__DOCUMENT SEGMENT__
— START —
The only thing that’s really turned out the way I expected has been that the “three R’s” risk management programs — the temporary PPACA reinsurance program, the temporary risk corridors program, and the relatively “permanent” risk-adjustment program — would have complicated, interesting problems.
On the one hand, I had a hard time imagining most of the other problems. It never occurred to me, for example, that setting up and running the exchange enrollment systems would be all that hard. It never occurred to me that state exchange committees would sit around talking about rare language translation services so long they’d put off working on the enrollment systems.
On the other hand, I never imagined some of the events that ended up savings the PPACA coverage expansion provisions from the brink of death. I never would have dreamed that John Roberts’ Supreme Court would save PPACA from drafting and procedural problems — twice.
The PPACA exchange system could still end up pulling through and doing fine, even in 2017. You never know.
— END —
__YOUR TASKS__
[1] According to the PPACA passage, which three programs make up the "three R's"?
[2] Write the next part of the PPACA passage, picking up after its last sentence.

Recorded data
— START —
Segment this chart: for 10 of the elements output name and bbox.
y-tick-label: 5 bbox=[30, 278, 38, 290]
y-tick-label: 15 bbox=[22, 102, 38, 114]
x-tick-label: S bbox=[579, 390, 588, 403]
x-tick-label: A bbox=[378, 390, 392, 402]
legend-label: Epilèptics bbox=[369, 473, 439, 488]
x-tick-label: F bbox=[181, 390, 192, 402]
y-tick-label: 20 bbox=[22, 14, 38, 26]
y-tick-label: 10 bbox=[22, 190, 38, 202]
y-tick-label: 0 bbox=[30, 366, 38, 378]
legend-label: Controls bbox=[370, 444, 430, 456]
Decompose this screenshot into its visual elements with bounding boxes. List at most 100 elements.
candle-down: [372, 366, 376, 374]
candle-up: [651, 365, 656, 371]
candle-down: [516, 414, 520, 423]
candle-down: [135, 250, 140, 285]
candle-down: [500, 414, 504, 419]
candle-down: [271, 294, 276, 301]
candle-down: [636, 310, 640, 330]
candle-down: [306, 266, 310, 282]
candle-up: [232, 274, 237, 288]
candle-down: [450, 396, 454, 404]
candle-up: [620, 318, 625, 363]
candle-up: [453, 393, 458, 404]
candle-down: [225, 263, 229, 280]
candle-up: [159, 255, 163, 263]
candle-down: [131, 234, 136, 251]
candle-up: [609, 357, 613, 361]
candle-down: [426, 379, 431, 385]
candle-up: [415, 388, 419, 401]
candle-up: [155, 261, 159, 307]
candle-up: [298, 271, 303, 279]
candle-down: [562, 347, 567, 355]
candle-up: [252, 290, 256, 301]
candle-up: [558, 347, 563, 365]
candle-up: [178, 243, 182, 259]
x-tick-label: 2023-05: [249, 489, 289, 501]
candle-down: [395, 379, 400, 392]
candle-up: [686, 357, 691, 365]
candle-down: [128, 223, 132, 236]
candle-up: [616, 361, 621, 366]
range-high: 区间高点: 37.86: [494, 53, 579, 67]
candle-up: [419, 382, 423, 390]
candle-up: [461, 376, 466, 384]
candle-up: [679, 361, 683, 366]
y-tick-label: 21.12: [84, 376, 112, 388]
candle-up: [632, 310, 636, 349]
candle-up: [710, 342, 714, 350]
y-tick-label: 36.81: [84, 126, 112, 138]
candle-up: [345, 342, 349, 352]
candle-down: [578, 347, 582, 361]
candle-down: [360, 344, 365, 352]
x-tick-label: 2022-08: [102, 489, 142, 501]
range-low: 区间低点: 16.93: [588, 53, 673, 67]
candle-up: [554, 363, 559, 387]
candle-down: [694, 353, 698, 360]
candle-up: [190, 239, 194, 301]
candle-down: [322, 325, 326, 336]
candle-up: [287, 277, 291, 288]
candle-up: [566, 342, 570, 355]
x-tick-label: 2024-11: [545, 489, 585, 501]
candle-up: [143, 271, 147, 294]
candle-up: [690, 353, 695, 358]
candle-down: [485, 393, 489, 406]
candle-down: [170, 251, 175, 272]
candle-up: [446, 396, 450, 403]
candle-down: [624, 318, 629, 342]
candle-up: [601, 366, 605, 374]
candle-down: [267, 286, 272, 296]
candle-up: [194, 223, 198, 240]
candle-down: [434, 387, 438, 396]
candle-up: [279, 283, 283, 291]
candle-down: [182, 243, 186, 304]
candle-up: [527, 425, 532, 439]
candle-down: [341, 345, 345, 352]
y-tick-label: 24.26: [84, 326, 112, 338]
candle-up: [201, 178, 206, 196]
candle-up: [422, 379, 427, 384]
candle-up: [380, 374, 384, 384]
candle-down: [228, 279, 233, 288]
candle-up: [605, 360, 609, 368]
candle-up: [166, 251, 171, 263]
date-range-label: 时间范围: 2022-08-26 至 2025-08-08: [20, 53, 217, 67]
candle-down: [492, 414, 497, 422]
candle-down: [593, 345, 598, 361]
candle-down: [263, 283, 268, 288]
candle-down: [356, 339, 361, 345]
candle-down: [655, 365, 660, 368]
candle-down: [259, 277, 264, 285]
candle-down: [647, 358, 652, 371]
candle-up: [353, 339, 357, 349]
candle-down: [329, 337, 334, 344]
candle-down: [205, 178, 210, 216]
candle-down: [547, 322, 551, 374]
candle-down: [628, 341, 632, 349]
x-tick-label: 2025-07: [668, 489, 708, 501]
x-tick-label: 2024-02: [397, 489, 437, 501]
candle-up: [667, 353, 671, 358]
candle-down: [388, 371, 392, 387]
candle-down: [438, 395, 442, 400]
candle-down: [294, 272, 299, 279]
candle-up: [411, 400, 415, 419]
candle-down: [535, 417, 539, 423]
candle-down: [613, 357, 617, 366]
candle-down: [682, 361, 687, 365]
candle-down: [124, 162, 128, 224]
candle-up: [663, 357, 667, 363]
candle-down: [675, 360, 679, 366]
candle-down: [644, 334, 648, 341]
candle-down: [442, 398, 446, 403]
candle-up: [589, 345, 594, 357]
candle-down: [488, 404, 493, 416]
— END —
__TASK RESPONSES__
[1] The temporary PPACA reinsurance program, the temporary risk corridors program, and the risk-adjustment program.

[2]
On the third hand, it’s hard to know how stable the exchange system will really be in 2017, or what would happen if the exchange system suddenly went poof in, say, June, when more information about form and rate filings becomes available.
See also: On the Third Hand: Rate filings
The federal government has been pestering big banks and insurers to come up with living wills, due to concerns about financial system risk.
Maybe the government ought to think harder about health system risk. Maybe it should make sure health care system players have some kind of plan for what everyone does next if the exchange system evaporates, or the online health insurance malls are still there but the shelves are empty.